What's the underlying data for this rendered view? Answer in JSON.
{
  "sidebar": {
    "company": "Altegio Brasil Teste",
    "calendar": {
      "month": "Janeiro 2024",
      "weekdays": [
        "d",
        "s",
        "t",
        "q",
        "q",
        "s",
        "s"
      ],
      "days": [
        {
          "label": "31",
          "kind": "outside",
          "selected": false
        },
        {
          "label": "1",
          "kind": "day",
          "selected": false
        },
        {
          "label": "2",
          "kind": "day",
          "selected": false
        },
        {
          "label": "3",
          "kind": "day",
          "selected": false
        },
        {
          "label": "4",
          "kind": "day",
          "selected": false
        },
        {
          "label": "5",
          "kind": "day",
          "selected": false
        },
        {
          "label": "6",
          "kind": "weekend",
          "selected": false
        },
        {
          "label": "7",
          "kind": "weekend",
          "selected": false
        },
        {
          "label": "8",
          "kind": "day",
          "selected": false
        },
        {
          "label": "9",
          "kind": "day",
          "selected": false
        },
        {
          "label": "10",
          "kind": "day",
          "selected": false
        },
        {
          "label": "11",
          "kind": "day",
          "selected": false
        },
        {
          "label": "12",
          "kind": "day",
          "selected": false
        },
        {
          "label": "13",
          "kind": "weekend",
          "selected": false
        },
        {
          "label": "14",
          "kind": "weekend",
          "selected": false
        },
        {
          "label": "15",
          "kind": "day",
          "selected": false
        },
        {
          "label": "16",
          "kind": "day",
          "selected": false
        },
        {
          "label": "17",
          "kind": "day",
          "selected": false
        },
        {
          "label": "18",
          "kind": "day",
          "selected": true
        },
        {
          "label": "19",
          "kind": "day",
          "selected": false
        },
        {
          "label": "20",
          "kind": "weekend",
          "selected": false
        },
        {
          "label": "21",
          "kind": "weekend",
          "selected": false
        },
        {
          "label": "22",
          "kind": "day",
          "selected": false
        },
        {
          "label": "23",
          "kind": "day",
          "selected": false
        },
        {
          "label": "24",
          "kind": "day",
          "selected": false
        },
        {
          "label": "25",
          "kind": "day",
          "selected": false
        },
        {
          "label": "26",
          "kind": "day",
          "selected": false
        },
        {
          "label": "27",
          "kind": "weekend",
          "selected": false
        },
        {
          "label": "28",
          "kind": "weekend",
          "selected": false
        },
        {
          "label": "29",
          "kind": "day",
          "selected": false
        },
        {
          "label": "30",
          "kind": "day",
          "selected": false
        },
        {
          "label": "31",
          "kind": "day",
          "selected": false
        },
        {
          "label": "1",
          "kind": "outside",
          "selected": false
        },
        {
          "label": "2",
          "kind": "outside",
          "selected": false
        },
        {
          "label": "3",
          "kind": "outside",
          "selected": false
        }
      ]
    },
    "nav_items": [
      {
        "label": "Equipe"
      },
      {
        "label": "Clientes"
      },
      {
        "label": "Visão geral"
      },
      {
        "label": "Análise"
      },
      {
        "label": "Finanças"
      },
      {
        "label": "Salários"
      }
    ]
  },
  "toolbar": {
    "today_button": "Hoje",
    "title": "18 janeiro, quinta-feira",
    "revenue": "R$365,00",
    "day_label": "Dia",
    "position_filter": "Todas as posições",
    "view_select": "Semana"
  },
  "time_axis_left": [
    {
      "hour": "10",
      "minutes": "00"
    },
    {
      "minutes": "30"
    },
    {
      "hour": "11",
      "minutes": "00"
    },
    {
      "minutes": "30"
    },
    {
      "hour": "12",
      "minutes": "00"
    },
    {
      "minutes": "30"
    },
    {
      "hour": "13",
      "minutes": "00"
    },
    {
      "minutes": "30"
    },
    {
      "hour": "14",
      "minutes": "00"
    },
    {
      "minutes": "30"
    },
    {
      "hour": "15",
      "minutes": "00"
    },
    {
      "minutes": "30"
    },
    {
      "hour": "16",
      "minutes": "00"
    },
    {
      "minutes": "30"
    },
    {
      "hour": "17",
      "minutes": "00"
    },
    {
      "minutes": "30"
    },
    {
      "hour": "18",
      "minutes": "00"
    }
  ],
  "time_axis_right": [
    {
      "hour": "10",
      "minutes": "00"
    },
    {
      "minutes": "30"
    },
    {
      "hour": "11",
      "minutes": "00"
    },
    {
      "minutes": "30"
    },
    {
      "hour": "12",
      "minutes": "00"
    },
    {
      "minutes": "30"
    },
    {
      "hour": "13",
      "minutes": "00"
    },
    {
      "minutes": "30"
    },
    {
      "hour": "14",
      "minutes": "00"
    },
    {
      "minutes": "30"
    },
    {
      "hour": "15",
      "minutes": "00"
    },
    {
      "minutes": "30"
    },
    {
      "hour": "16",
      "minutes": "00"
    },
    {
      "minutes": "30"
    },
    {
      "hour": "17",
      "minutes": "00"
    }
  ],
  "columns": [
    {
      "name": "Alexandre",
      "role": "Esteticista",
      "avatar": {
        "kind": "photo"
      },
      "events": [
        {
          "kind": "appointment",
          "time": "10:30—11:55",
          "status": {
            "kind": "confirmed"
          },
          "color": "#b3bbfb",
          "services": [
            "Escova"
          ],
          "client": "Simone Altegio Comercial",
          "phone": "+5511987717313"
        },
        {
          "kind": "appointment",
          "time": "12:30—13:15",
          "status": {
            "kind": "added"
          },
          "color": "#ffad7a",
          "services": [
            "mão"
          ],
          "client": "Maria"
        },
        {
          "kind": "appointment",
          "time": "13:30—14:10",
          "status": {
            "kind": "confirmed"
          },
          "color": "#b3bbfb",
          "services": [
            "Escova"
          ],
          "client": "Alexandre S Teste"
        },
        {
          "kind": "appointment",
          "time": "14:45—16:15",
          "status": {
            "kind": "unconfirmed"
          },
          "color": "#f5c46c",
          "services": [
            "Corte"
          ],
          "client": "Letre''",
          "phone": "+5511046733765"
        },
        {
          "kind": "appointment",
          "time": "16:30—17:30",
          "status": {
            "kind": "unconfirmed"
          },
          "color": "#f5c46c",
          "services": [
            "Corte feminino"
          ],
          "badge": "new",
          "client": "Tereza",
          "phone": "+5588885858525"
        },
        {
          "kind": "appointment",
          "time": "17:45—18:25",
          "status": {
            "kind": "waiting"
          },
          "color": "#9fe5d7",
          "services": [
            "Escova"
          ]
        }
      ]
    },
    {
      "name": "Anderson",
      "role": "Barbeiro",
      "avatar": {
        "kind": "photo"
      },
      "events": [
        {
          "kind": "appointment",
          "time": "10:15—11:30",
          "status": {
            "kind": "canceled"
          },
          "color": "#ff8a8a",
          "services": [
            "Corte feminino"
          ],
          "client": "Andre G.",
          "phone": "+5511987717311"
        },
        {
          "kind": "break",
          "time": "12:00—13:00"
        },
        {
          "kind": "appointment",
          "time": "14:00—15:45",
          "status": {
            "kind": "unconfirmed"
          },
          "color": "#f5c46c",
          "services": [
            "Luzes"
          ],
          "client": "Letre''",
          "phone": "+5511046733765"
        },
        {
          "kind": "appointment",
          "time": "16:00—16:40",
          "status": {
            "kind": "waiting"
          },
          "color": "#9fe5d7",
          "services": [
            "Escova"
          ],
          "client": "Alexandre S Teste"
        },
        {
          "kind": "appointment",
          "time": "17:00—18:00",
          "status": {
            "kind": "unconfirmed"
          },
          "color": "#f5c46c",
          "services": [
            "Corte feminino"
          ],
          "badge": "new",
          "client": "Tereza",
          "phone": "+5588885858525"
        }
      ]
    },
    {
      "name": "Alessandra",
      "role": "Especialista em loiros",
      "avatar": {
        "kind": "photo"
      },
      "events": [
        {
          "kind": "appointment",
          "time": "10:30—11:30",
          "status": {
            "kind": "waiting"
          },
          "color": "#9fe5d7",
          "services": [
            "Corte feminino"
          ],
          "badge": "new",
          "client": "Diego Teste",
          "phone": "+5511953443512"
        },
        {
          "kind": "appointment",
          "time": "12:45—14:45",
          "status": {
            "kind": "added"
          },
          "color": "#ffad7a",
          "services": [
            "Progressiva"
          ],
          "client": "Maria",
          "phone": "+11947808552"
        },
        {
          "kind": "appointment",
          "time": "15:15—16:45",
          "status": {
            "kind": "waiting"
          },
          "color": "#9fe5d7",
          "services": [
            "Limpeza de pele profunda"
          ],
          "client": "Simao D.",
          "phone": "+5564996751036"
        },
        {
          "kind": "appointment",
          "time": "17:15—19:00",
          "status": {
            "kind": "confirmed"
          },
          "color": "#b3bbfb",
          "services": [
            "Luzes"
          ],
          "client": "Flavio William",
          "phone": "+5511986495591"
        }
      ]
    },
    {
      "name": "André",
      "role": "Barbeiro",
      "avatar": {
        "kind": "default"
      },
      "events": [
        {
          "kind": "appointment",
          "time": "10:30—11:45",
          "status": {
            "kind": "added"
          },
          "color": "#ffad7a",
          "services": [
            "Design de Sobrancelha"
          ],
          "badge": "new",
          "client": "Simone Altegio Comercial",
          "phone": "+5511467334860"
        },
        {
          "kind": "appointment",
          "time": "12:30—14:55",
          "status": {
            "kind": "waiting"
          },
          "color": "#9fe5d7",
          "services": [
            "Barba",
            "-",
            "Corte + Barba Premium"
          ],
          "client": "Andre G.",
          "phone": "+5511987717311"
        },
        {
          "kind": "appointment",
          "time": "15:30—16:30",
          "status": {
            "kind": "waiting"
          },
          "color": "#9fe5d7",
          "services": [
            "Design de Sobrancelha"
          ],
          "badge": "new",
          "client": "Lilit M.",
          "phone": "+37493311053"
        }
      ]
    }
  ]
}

################

**WHAT IS NEEDED**
From the listing above, copy all lines holding the word "Teste".

**WRITTEN ANSWER**
    "company": "Altegio Brasil Teste",
          "client": "Alexandre S Teste"
          "client": "Alexandre S Teste"
          "client": "Diego Teste",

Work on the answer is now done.